[Figure record listings]
━━━━━━━━━━━━━━━━━━━━
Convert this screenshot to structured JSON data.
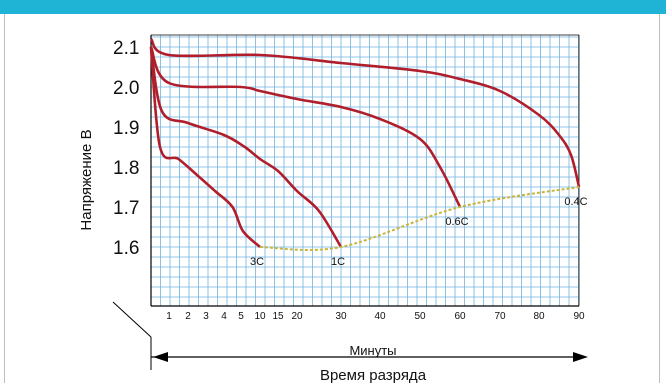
{
  "colors": {
    "header_bar": "#1fb4d6",
    "grid": "#6fb3e0",
    "curve": "#b01e2b",
    "endpoint_line": "#c9b43a",
    "axis": "#000000"
  },
  "chart_data": {
    "type": "line",
    "title": "",
    "xlabel": "Минуты",
    "xlabel_secondary": "Время разряда",
    "ylabel": "Напряжение В",
    "ylim": [
      1.6,
      2.1
    ],
    "y_ticks": [
      "2.1",
      "2.0",
      "1.9",
      "1.8",
      "1.7",
      "1.6"
    ],
    "x_ticks": [
      "1",
      "2",
      "3",
      "4",
      "5",
      "10",
      "15",
      "20",
      "30",
      "40",
      "50",
      "60",
      "70",
      "80",
      "90"
    ],
    "grid": true,
    "series": [
      {
        "name": "3C",
        "points": [
          [
            0,
            2.1
          ],
          [
            0.5,
            1.85
          ],
          [
            1.5,
            1.82
          ],
          [
            2.5,
            1.78
          ],
          [
            3.5,
            1.74
          ],
          [
            4.5,
            1.7
          ],
          [
            5.5,
            1.64
          ],
          [
            10,
            1.6
          ]
        ]
      },
      {
        "name": "1C",
        "points": [
          [
            0,
            2.1
          ],
          [
            0.6,
            1.94
          ],
          [
            2,
            1.91
          ],
          [
            4,
            1.88
          ],
          [
            6,
            1.85
          ],
          [
            10,
            1.82
          ],
          [
            15,
            1.79
          ],
          [
            20,
            1.74
          ],
          [
            25,
            1.69
          ],
          [
            30,
            1.6
          ]
        ]
      },
      {
        "name": "0.6C",
        "points": [
          [
            0,
            2.1
          ],
          [
            1,
            2.01
          ],
          [
            5,
            2.0
          ],
          [
            10,
            1.99
          ],
          [
            20,
            1.97
          ],
          [
            30,
            1.95
          ],
          [
            40,
            1.92
          ],
          [
            50,
            1.87
          ],
          [
            55,
            1.8
          ],
          [
            60,
            1.7
          ]
        ]
      },
      {
        "name": "0.4C",
        "points": [
          [
            0,
            2.12
          ],
          [
            1,
            2.08
          ],
          [
            10,
            2.08
          ],
          [
            30,
            2.06
          ],
          [
            50,
            2.04
          ],
          [
            60,
            2.02
          ],
          [
            70,
            1.99
          ],
          [
            80,
            1.93
          ],
          [
            85,
            1.88
          ],
          [
            88,
            1.83
          ],
          [
            90,
            1.75
          ]
        ]
      }
    ],
    "endpoint_curve": {
      "points": [
        [
          10,
          1.6
        ],
        [
          30,
          1.6
        ],
        [
          60,
          1.7
        ],
        [
          90,
          1.75
        ]
      ]
    }
  }
}
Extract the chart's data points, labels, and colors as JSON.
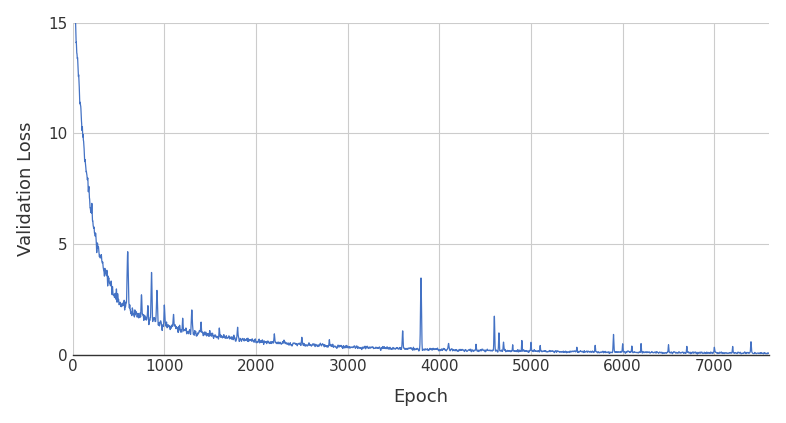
{
  "title": "",
  "xlabel": "Epoch",
  "ylabel": "Validation Loss",
  "xlim": [
    0,
    7600
  ],
  "ylim": [
    0,
    15
  ],
  "yticks": [
    0,
    5,
    10,
    15
  ],
  "xticks": [
    0,
    1000,
    2000,
    3000,
    4000,
    5000,
    6000,
    7000
  ],
  "line_color": "#4472C4",
  "line_width": 0.9,
  "background_color": "#ffffff",
  "grid_color": "#cccccc",
  "label_fontsize": 13,
  "tick_fontsize": 11,
  "figsize": [
    7.86,
    4.23
  ],
  "dpi": 100
}
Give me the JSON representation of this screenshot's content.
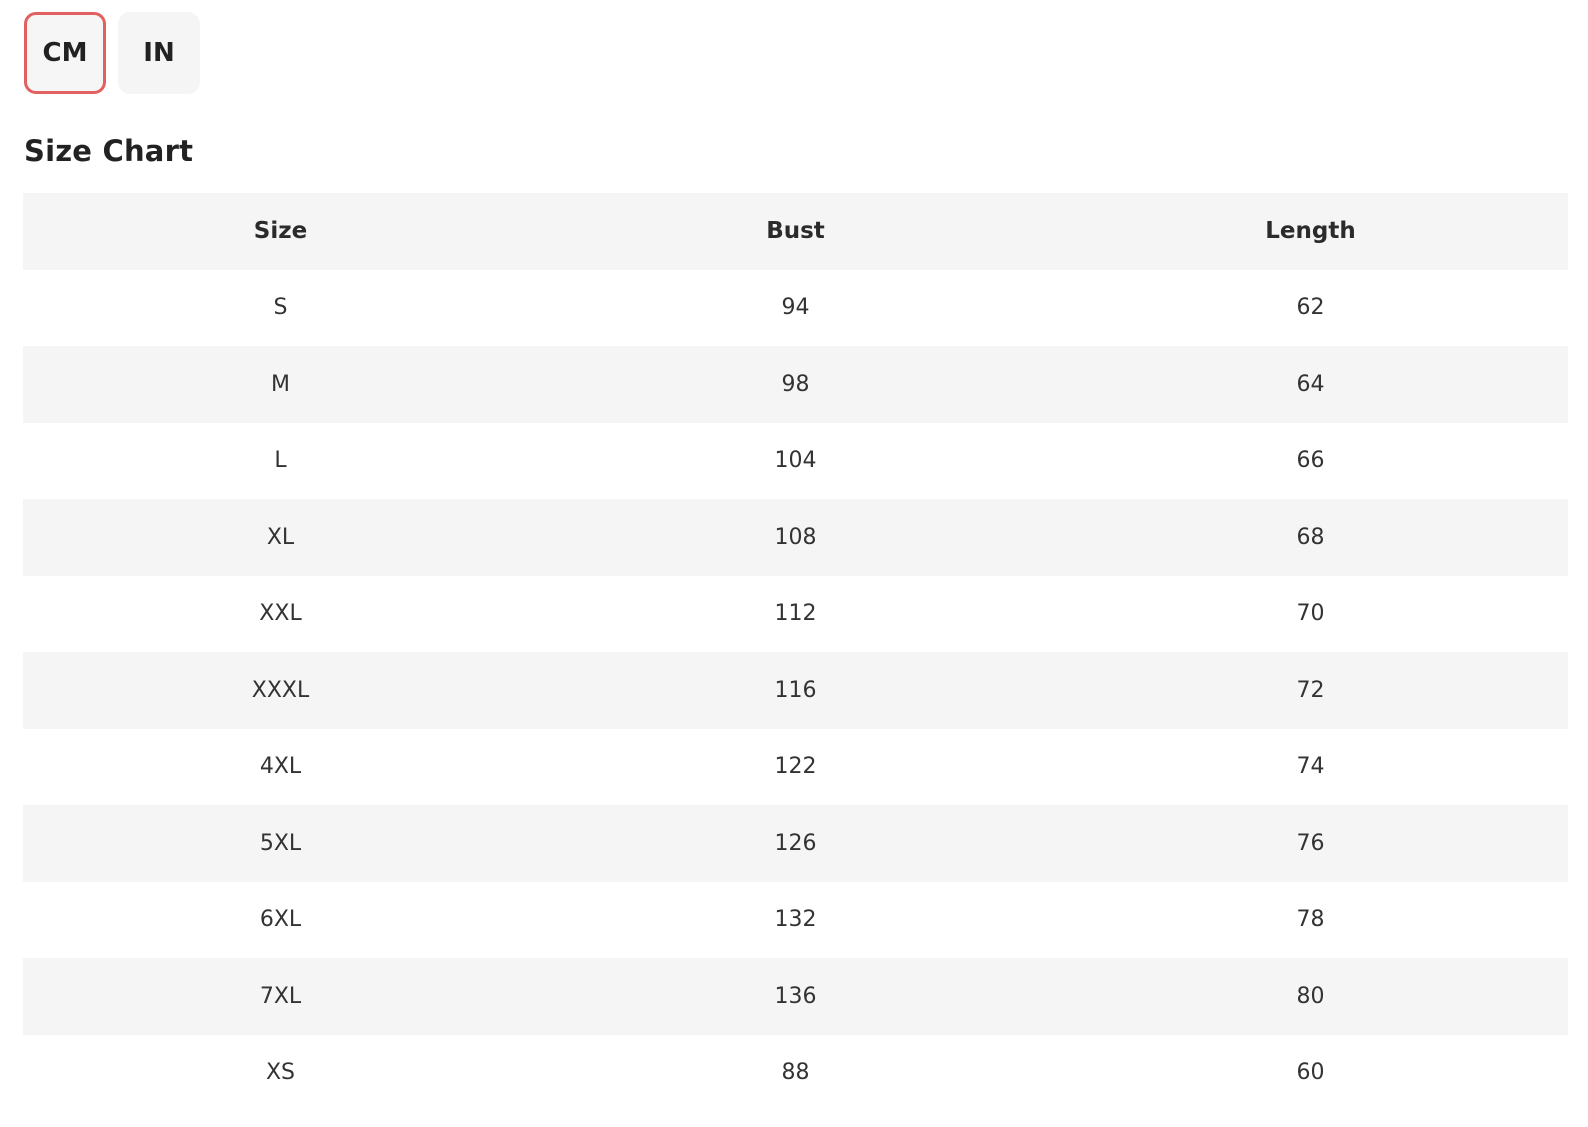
{
  "units": {
    "cm_label": "CM",
    "in_label": "IN",
    "selected": "CM"
  },
  "title": "Size Chart",
  "table": {
    "headers": [
      "Size",
      "Bust",
      "Length"
    ],
    "rows": [
      [
        "S",
        "94",
        "62"
      ],
      [
        "M",
        "98",
        "64"
      ],
      [
        "L",
        "104",
        "66"
      ],
      [
        "XL",
        "108",
        "68"
      ],
      [
        "XXL",
        "112",
        "70"
      ],
      [
        "XXXL",
        "116",
        "72"
      ],
      [
        "4XL",
        "122",
        "74"
      ],
      [
        "5XL",
        "126",
        "76"
      ],
      [
        "6XL",
        "132",
        "78"
      ],
      [
        "7XL",
        "136",
        "80"
      ],
      [
        "XS",
        "88",
        "60"
      ]
    ]
  },
  "colors": {
    "active_border": "#e36060",
    "stripe": "#f5f5f5",
    "text": "#222222"
  }
}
━━━━━━━━━━━━━━━━━━━━
• [Task]: Return only the number of lines in the data above that include the word "JSON".

• [Exercise response]: 3